High Level Architecture
A complete end-to-end AI platform requires services for each step of the AI workflow. In general, an AI workflow includes most of the steps shown in Figure 1 and is used by multiple AI engineering personas such as Data Engineers, Data Scientists and DevOps.
Figure 1: AI Workflow
The first phase of an AI workflow is initiated by Data Engineers that acquire the data from different sources and perform the required transformations. Data Engineers are also responsible to store and provide access to the transformed data to Data Scientist or Data Analysts that work on the second phase in the AI workflow. In the second phase, Data Scientists perform analysis on the transformed data and create the appropriate ML models. Once the models are trained and validated accordingly, they are ready to be served on the production platform in the last phase of the AI end-to-end workflow. In the production phase, ML models are served as services on the cluster and DevOps engineers are tasked with constantly monitoring and optimizing the services. The process does not end at this last step, Data Scientists should monitor and keep validating models based on incoming and trained data sets.
Red Hat® OpenShift® Container Platform is the leading Kubernetes based container platform providing multiple functionalities for successfully running distributed AI workloads. Functionalities such as high availability and self-healing, scaling, security, resource management and operator framework are essential to successfully providing AI/ML services. OpenShift also also supports specialized hardware such as GPUs.
Open Data Hub(ODH) currently provides services on OpenShift for AI data services such as data storage and ingestion/transformation. For data storage and availability, ODH provides Ceph, with multi protocol support including block, file and S3 object API support, both for persistent storage within the containers and as a scalable object storage data lake that AI applications can store and access data from . Rook operator can be used to easily deploy and integrate Ceph into the OpenShift and ODH ecosystem
Open Data Hub also provides services for model creation, training and validation. Apache Spark™(https://spark.apache.org/) operator is provided as part of ODH installation for distributed data ingestion, transformation and model functionalities running natively on OpenShift. For the Data Scientist development environment, ODH provides Jupyter Hub and Jupyter Notebook images running natively distributed on OpenShift. ODH roadmap includes tools for monitoring services as discussed in the section below. These tools will include the ability for natively monitoring AI services and served models on OpenShift using Prometheus and Grafana.
Open Data Hub Platform
Open Data Hub platform is a centralized self-service solution for analytic and data science distributed workloads. It is a collection of open source tools and services natively running on OpenShift.
Components and Considerations
ODH project’s main goal is to provide an open source end-to-end AI platform on OpenShift Container Platform that is equipped to run large AI/ML distributed workloads. As discussed earlier an end-to-end AI platform includes all phases of AI processing starting from data ingestion all the way to production AI/ML hosting and monitoring. There are multiple user personas for this platform that work on different phases. Figure 2 displays a high level architecture diagram of ODH as an end-to-end AI platform running on OpenShift Container platform.
All the tools and components listed below are currently being used as part of Red Hat’s internal ODH platform cluster. This internal cluster is utilized by multiple internal teams of data scientists running AI/ML workloads for functions such as Anomaly Detection and Natural Language Processing. A subset of these components and tools are included in the ODH release available today and the rest are scheduled to be integrated in future releases as described in the roadmap section below. Support for each component is provided by the source entity, for example Red Hat supports Red Hat components such as OpenShift Container Platform and Ceph while open source communities support Seldon, Jupyterhub, Prometheus and so on.

__Excerpted records__.
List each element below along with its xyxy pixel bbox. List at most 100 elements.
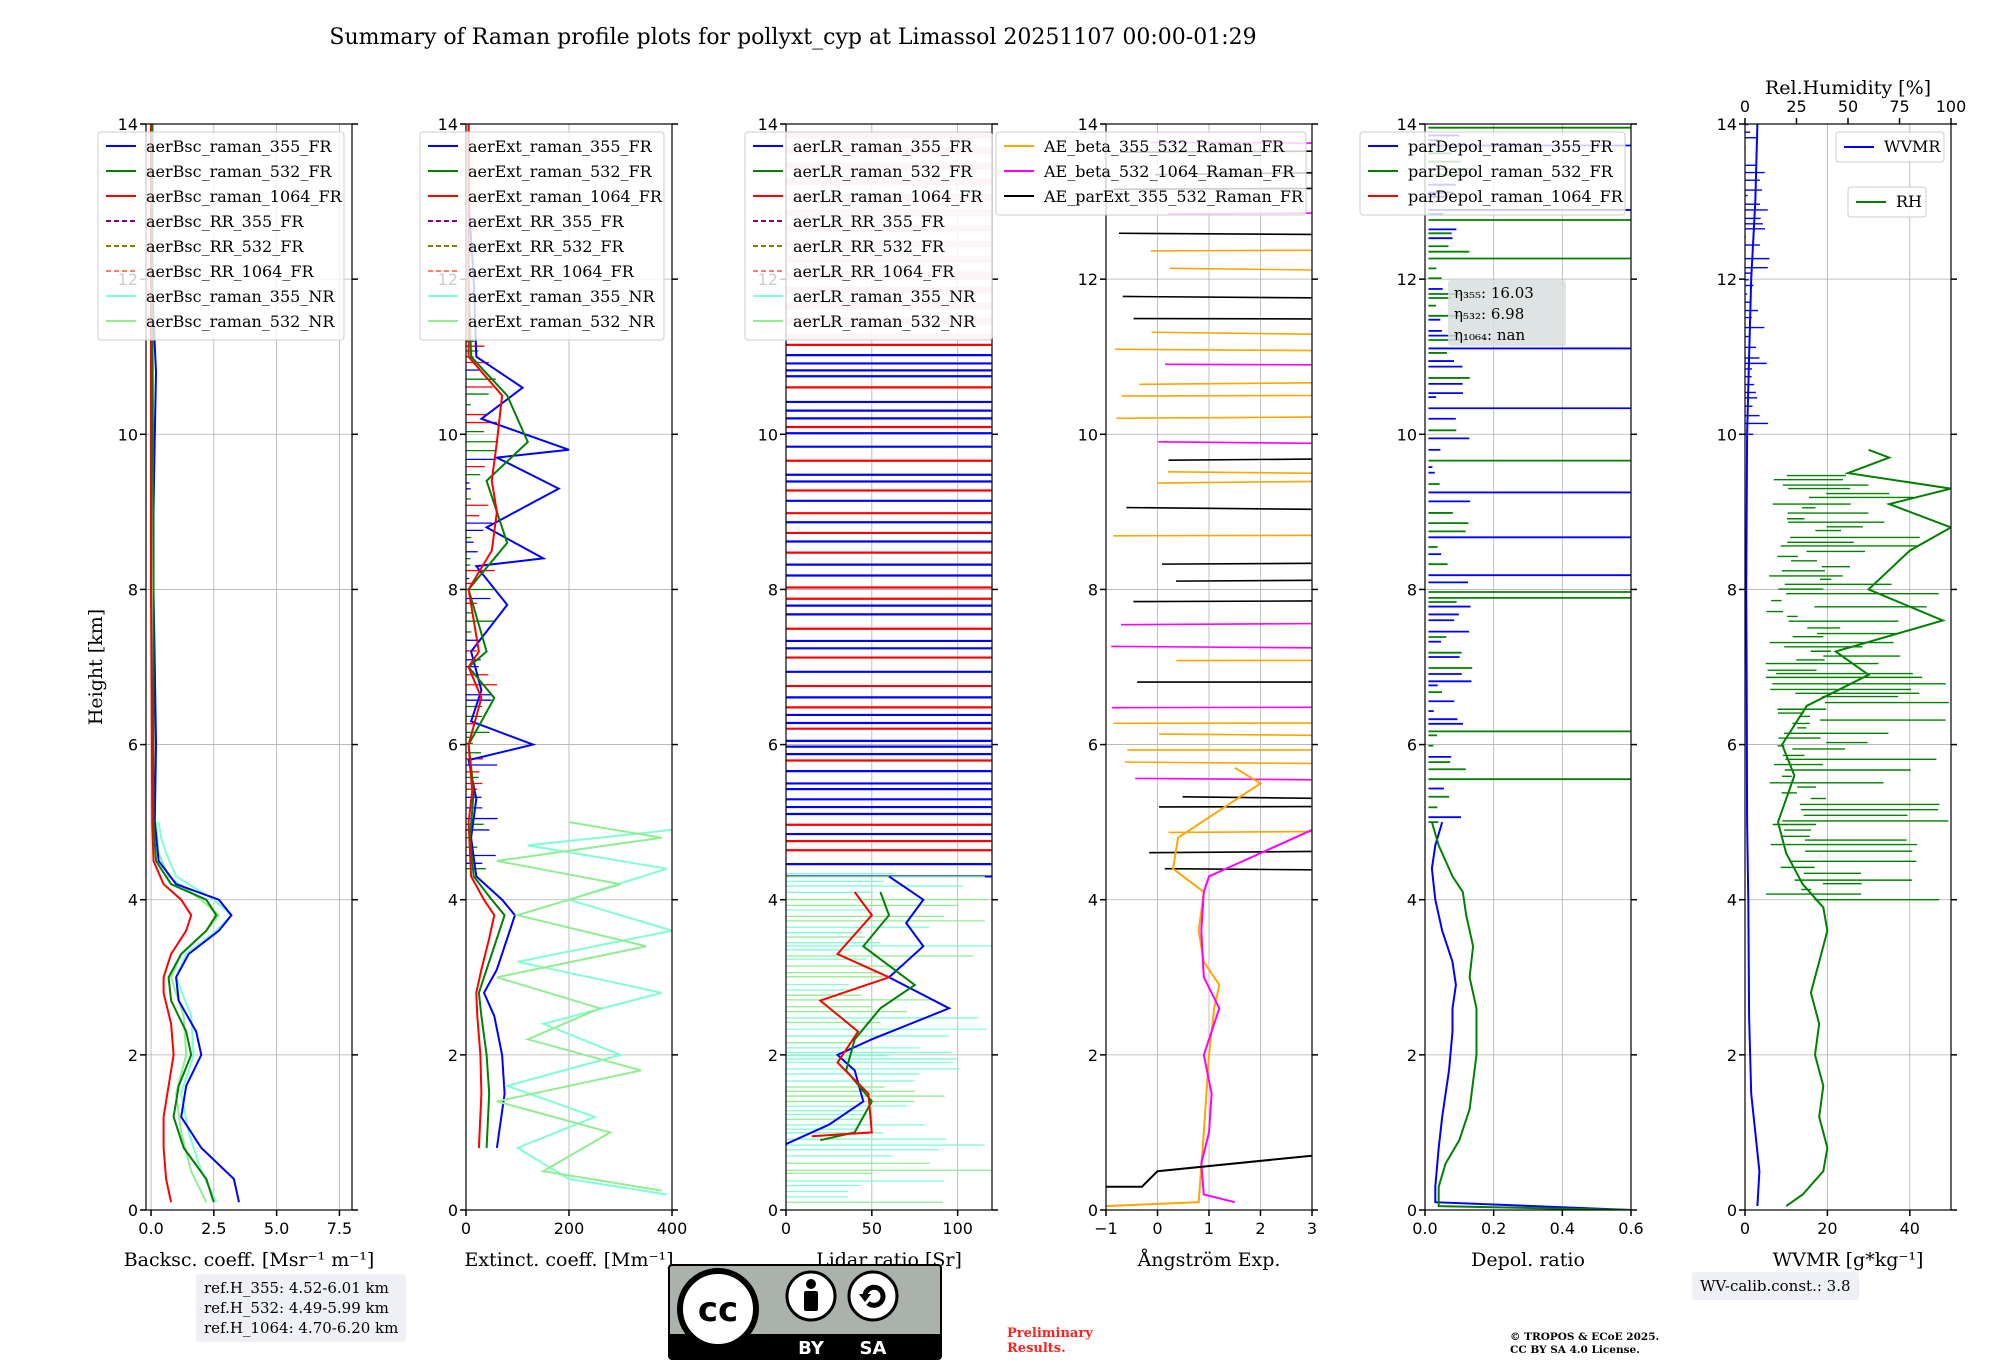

---

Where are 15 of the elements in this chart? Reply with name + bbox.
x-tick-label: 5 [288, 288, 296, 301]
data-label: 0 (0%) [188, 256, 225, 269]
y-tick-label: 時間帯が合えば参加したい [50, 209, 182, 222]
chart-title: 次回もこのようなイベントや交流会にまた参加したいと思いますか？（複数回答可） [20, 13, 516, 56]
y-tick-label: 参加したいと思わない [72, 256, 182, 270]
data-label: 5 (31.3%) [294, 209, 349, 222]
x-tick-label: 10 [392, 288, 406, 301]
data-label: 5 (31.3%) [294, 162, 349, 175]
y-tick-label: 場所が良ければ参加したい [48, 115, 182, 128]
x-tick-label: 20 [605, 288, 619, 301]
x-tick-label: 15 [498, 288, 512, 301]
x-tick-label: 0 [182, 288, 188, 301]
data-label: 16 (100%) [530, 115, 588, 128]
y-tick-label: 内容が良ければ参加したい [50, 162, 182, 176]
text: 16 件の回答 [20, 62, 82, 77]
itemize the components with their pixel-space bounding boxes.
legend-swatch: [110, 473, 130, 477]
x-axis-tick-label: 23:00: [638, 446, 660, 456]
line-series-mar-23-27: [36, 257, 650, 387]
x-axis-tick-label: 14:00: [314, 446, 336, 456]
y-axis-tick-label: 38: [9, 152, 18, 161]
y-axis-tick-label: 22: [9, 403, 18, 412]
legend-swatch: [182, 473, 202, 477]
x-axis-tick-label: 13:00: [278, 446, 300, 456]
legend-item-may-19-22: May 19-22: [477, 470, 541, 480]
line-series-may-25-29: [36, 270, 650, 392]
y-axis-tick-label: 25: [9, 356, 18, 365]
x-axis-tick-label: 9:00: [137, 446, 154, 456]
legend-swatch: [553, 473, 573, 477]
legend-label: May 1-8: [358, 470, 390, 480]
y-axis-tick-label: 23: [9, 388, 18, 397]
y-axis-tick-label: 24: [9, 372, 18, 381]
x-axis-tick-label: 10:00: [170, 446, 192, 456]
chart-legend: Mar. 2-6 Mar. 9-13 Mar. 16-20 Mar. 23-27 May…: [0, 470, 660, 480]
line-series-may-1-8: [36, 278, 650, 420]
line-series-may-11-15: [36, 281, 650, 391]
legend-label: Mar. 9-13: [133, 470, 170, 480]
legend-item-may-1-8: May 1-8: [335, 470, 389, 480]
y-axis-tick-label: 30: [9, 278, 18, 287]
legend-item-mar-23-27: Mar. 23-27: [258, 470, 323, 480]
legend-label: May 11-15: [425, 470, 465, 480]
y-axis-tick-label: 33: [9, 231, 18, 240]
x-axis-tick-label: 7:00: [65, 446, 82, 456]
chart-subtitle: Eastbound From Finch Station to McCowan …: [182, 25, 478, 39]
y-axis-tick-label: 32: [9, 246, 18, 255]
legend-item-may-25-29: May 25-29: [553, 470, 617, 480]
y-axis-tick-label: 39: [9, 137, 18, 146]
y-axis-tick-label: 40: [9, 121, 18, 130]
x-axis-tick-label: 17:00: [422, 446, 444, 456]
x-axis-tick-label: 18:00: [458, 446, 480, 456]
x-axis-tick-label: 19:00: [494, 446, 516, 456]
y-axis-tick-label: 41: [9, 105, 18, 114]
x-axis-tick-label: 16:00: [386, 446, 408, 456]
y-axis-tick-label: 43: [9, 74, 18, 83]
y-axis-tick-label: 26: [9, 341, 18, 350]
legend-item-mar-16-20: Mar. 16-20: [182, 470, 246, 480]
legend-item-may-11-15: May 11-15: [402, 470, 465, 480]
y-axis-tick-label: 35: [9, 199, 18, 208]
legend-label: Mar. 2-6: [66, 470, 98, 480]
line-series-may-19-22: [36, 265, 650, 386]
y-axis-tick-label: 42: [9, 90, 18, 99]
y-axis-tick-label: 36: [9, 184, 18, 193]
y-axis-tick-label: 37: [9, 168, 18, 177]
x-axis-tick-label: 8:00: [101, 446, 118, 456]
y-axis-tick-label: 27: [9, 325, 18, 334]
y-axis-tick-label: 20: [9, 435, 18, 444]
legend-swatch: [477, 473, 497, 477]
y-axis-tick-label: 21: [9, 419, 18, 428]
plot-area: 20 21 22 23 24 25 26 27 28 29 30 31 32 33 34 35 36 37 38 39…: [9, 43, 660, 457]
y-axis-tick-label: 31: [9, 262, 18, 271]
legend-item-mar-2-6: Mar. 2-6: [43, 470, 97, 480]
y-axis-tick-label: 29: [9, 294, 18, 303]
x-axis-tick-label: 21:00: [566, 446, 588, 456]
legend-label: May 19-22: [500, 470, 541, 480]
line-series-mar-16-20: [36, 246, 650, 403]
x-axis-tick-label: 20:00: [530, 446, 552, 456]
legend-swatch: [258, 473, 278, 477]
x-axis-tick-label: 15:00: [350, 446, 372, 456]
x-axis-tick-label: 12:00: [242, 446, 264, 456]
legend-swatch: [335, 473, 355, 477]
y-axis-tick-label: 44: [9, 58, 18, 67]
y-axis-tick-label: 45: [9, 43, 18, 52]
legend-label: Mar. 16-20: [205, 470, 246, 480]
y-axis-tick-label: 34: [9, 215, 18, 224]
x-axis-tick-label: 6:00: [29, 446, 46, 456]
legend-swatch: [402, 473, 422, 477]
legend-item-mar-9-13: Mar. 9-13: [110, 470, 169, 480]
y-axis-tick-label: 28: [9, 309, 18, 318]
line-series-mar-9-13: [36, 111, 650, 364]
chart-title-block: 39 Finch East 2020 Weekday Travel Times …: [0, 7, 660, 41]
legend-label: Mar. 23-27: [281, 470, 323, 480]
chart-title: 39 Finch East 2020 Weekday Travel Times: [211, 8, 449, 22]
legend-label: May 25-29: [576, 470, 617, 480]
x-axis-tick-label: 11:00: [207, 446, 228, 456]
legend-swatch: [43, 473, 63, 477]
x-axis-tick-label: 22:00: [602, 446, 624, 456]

__What to produce__.
Continue the write-up on the Open Data Hub architecture from its last sentence.

__Exercise result__.
Figure 2: End-to-End Reference AI Architecture on OpenShift
Data in Motion is essential in today’s enterprise backend networks where data resides in multiple locations, especially to support data stored in legacy systems. Hybrid Cloud architectures also require sharing data between different cloud systems. Tools such as Red Hat AMQ Streams, Kafka and Logstash provide robust and scalable data transfer capabilities native to the OpenShift platform. Data Engineers can use these tools to transfer required data from multiple sources.
Storage: Data Lake/Databases/In-Memory includes tools for distributed file, block and object storage at scale. We include tools for both relational databases and document-oriented databases. Big data storage requires the freedom of no schema constraints while data access requires some form of ordered schema definition. Data ingestion can be easily performed using Red Hat Data Grid into distributed object storage provided by Ceph. High performance in-memory datastore solutions such as Red Hat Data Grid which is based on Infinispan are essential for fast data access needed for analysis or model training.
Metadata Management tools basically add informational metadata to the stored data such as databases, tables, columns, partitions, schemas and location. Currently, we have investigated Hive Metastore as a solution that provides an SQL interface to access the metadata information.
Data Analysis: Big Data Processing tools are needed for running large distributed AI workloads. Apache Spark™is installed as an operator on OCP providing cluster wide custom resource to launch distributed AI workloads on distributed spark clusters. These spark clusters are not shared among users, they are specific to each user providing isolation of resource usage and management. Spark clusters are also ephemeral and are deleted once the user shuts down the notebook providing efficient resource management.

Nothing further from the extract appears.